* [TO DO]
Write out every line of the records below without changing anything.

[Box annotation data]

========================================================================

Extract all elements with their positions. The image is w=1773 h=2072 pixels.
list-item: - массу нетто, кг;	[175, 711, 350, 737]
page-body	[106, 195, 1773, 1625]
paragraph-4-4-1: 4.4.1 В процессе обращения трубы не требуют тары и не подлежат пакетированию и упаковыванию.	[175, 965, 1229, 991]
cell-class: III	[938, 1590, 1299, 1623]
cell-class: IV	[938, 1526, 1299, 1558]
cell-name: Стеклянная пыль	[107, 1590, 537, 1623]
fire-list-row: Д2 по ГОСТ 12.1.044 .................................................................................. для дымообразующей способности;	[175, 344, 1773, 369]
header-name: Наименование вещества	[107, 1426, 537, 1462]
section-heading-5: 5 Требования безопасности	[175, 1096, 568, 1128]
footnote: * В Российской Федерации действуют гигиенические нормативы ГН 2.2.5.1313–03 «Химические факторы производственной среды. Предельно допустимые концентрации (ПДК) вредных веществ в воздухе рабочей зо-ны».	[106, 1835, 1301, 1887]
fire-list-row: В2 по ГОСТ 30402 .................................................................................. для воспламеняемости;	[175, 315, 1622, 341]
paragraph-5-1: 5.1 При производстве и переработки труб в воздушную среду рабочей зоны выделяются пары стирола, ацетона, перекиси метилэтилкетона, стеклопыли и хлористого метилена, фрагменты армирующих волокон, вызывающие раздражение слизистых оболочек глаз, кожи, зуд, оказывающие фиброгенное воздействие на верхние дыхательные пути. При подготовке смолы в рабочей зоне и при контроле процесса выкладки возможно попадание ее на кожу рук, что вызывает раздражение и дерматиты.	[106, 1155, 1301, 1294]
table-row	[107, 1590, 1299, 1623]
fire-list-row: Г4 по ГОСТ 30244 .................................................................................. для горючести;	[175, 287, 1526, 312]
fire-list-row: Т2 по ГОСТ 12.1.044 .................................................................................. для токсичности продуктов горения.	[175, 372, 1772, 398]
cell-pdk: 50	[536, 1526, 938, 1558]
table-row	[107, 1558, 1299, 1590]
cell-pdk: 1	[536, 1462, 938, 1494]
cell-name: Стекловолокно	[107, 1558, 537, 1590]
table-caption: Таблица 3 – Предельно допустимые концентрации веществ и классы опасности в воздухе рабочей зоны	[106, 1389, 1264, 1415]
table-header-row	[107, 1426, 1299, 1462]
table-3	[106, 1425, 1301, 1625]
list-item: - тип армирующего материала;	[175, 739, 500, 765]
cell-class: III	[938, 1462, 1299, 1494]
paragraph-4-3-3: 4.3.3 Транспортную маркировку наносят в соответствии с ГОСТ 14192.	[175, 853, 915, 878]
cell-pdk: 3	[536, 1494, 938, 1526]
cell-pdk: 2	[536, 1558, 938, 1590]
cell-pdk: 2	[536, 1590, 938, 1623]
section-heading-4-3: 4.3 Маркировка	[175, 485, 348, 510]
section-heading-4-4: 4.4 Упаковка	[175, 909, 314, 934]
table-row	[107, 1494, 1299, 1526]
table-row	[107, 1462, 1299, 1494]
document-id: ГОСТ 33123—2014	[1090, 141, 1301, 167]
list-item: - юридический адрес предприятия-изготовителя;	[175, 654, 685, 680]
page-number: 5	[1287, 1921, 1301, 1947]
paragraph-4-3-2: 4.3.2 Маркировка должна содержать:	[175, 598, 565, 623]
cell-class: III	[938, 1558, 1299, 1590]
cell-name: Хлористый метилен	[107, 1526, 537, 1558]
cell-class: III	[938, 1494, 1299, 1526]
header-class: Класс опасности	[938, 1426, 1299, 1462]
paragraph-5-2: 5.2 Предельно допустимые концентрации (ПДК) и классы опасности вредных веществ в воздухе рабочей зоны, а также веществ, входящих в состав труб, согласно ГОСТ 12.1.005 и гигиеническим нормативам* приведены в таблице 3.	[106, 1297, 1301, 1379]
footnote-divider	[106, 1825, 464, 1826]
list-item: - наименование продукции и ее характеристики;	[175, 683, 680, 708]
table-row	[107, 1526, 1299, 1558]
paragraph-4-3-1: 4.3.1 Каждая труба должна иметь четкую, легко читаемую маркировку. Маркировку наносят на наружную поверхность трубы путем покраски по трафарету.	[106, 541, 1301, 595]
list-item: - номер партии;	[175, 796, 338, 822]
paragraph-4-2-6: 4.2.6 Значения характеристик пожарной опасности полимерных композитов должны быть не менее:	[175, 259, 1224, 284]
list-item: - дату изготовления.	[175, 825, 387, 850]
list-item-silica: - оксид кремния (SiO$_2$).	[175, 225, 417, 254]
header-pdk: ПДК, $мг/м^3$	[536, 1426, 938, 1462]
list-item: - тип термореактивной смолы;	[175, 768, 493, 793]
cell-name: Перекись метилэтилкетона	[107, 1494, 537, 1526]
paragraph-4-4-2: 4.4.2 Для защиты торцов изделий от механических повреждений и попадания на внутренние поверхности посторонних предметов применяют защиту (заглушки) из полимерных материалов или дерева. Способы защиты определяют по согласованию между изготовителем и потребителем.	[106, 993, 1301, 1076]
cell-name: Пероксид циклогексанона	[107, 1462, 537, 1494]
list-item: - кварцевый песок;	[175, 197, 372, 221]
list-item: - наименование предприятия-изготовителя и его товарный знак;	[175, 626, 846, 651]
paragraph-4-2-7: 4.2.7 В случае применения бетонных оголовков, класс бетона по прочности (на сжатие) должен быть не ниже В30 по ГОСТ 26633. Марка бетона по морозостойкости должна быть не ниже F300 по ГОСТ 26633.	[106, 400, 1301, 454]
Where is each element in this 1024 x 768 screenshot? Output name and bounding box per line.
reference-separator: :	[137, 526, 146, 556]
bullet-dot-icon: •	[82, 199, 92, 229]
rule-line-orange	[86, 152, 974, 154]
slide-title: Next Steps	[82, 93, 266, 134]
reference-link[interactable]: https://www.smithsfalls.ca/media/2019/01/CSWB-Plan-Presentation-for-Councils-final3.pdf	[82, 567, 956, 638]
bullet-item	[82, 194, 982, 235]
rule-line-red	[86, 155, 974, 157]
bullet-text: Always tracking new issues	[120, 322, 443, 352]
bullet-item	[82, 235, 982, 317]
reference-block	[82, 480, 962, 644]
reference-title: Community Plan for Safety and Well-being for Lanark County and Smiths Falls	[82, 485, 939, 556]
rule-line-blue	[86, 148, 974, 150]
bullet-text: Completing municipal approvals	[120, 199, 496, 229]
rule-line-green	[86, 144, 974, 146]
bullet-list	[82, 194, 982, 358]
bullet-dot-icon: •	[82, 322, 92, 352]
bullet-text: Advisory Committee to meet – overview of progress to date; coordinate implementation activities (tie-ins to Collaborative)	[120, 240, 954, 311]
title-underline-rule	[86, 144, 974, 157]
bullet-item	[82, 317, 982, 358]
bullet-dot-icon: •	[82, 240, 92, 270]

========================================================================

* [REPLY TO THE EXERCISE]
Extract all elements with their positions. The image is w=1773 h=2072 pixels.
list-item: - массу нетто, кг;	[175, 711, 350, 737]
page-body	[106, 195, 1773, 1625]
paragraph-4-4-1: 4.4.1 В процессе обращения трубы не требуют тары и не подлежат пакетированию и упаковыванию.	[175, 965, 1229, 991]
cell-class: III	[938, 1590, 1299, 1623]
cell-class: IV	[938, 1526, 1299, 1558]
cell-name: Стеклянная пыль	[107, 1590, 537, 1623]
fire-list-row: Д2 по ГОСТ 12.1.044 .................................................................................. для дымообразующей способности;	[175, 344, 1773, 369]
header-name: Наименование вещества	[107, 1426, 537, 1462]
section-heading-5: 5 Требования безопасности	[175, 1096, 568, 1128]
footnote: * В Российской Федерации действуют гигиенические нормативы ГН 2.2.5.1313–03 «Химические факторы производственной среды. Предельно допустимые концентрации (ПДК) вредных веществ в воздухе рабочей зо-ны».	[106, 1835, 1301, 1887]
fire-list-row: В2 по ГОСТ 30402 .................................................................................. для воспламеняемости;	[175, 315, 1622, 341]
paragraph-5-1: 5.1 При производстве и переработки труб в воздушную среду рабочей зоны выделяются пары стирола, ацетона, перекиси метилэтилкетона, стеклопыли и хлористого метилена, фрагменты армирующих волокон, вызывающие раздражение слизистых оболочек глаз, кожи, зуд, оказывающие фиброгенное воздействие на верхние дыхательные пути. При подготовке смолы в рабочей зоне и при контроле процесса выкладки возможно попадание ее на кожу рук, что вызывает раздражение и дерматиты.	[106, 1155, 1301, 1294]
table-row	[107, 1590, 1299, 1623]
fire-list-row: Г4 по ГОСТ 30244 .................................................................................. для горючести;	[175, 287, 1526, 312]
fire-list-row: Т2 по ГОСТ 12.1.044 .................................................................................. для токсичности продуктов горения.	[175, 372, 1772, 398]
cell-pdk: 50	[536, 1526, 938, 1558]
table-row	[107, 1558, 1299, 1590]
cell-pdk: 1	[536, 1462, 938, 1494]
cell-name: Стекловолокно	[107, 1558, 537, 1590]
table-caption: Таблица 3 – Предельно допустимые концентрации веществ и классы опасности в воздухе рабочей зоны	[106, 1389, 1264, 1415]
table-header-row	[107, 1426, 1299, 1462]
table-3	[106, 1425, 1301, 1625]
list-item: - тип армирующего материала;	[175, 739, 500, 765]
cell-class: III	[938, 1462, 1299, 1494]
paragraph-4-3-3: 4.3.3 Транспортную маркировку наносят в соответствии с ГОСТ 14192.	[175, 853, 915, 878]
cell-pdk: 3	[536, 1494, 938, 1526]
cell-pdk: 2	[536, 1558, 938, 1590]
cell-pdk: 2	[536, 1590, 938, 1623]
section-heading-4-3: 4.3 Маркировка	[175, 485, 348, 510]
section-heading-4-4: 4.4 Упаковка	[175, 909, 314, 934]
table-row	[107, 1494, 1299, 1526]
table-row	[107, 1462, 1299, 1494]
document-id: ГОСТ 33123—2014	[1090, 141, 1301, 167]
list-item: - юридический адрес предприятия-изготовителя;	[175, 654, 685, 680]
page-number: 5	[1287, 1921, 1301, 1947]
paragraph-4-3-2: 4.3.2 Маркировка должна содержать:	[175, 598, 565, 623]
cell-class: III	[938, 1558, 1299, 1590]
cell-name: Хлористый метилен	[107, 1526, 537, 1558]
cell-class: III	[938, 1494, 1299, 1526]
header-class: Класс опасности	[938, 1426, 1299, 1462]
paragraph-5-2: 5.2 Предельно допустимые концентрации (ПДК) и классы опасности вредных веществ в воздухе рабочей зоны, а также веществ, входящих в состав труб, согласно ГОСТ 12.1.005 и гигиеническим нормативам* приведены в таблице 3.	[106, 1297, 1301, 1379]
footnote-divider	[106, 1825, 464, 1826]
list-item: - наименование продукции и ее характеристики;	[175, 683, 680, 708]
table-row	[107, 1526, 1299, 1558]
paragraph-4-3-1: 4.3.1 Каждая труба должна иметь четкую, легко читаемую маркировку. Маркировку наносят на наружную поверхность трубы путем покраски по трафарету.	[106, 541, 1301, 595]
list-item: - номер партии;	[175, 796, 338, 822]
paragraph-4-2-6: 4.2.6 Значения характеристик пожарной опасности полимерных композитов должны быть не менее:	[175, 259, 1224, 284]
list-item: - дату изготовления.	[175, 825, 387, 850]
list-item-silica: - оксид кремния (SiO$_2$).	[175, 225, 417, 254]
header-pdk: ПДК, $мг/м^3$	[536, 1426, 938, 1462]
list-item: - тип термореактивной смолы;	[175, 768, 493, 793]
cell-name: Перекись метилэтилкетона	[107, 1494, 537, 1526]
paragraph-4-4-2: 4.4.2 Для защиты торцов изделий от механических повреждений и попадания на внутренние поверхности посторонних предметов применяют защиту (заглушки) из полимерных материалов или дерева. Способы защиты определяют по согласованию между изготовителем и потребителем.	[106, 993, 1301, 1076]
cell-name: Пероксид циклогексанона	[107, 1462, 537, 1494]
list-item: - кварцевый песок;	[175, 197, 372, 221]
list-item: - наименование предприятия-изготовителя и его товарный знак;	[175, 626, 846, 651]
paragraph-4-2-7: 4.2.7 В случае применения бетонных оголовков, класс бетона по прочности (на сжатие) должен быть не ниже В30 по ГОСТ 26633. Марка бетона по морозостойкости должна быть не ниже F300 по ГОСТ 26633.	[106, 400, 1301, 454]
Where is each element in this 1024 x 768 screenshot? Output name and bounding box per line.
reference-separator: :	[137, 526, 146, 556]
bullet-dot-icon: •	[82, 199, 92, 229]
rule-line-orange	[86, 152, 974, 154]
slide-title: Next Steps	[82, 93, 266, 134]
reference-link[interactable]: https://www.smithsfalls.ca/media/2019/01/CSWB-Plan-Presentation-for-Councils-final3.pdf	[82, 567, 956, 638]
bullet-item	[82, 194, 982, 235]
rule-line-red	[86, 155, 974, 157]
bullet-text: Always tracking new issues	[120, 322, 443, 352]
bullet-item	[82, 235, 982, 317]
reference-block	[82, 480, 962, 644]
reference-title: Community Plan for Safety and Well-being for Lanark County and Smiths Falls	[82, 485, 939, 556]
rule-line-blue	[86, 148, 974, 150]
bullet-text: Completing municipal approvals	[120, 199, 496, 229]
rule-line-green	[86, 144, 974, 146]
bullet-list	[82, 194, 982, 358]
bullet-dot-icon: •	[82, 322, 92, 352]
bullet-text: Advisory Committee to meet – overview of progress to date; coordinate implementation activities (tie-ins to Collaborative)	[120, 240, 954, 311]
title-underline-rule	[86, 144, 974, 157]
bullet-item	[82, 317, 982, 358]
bullet-dot-icon: •	[82, 240, 92, 270]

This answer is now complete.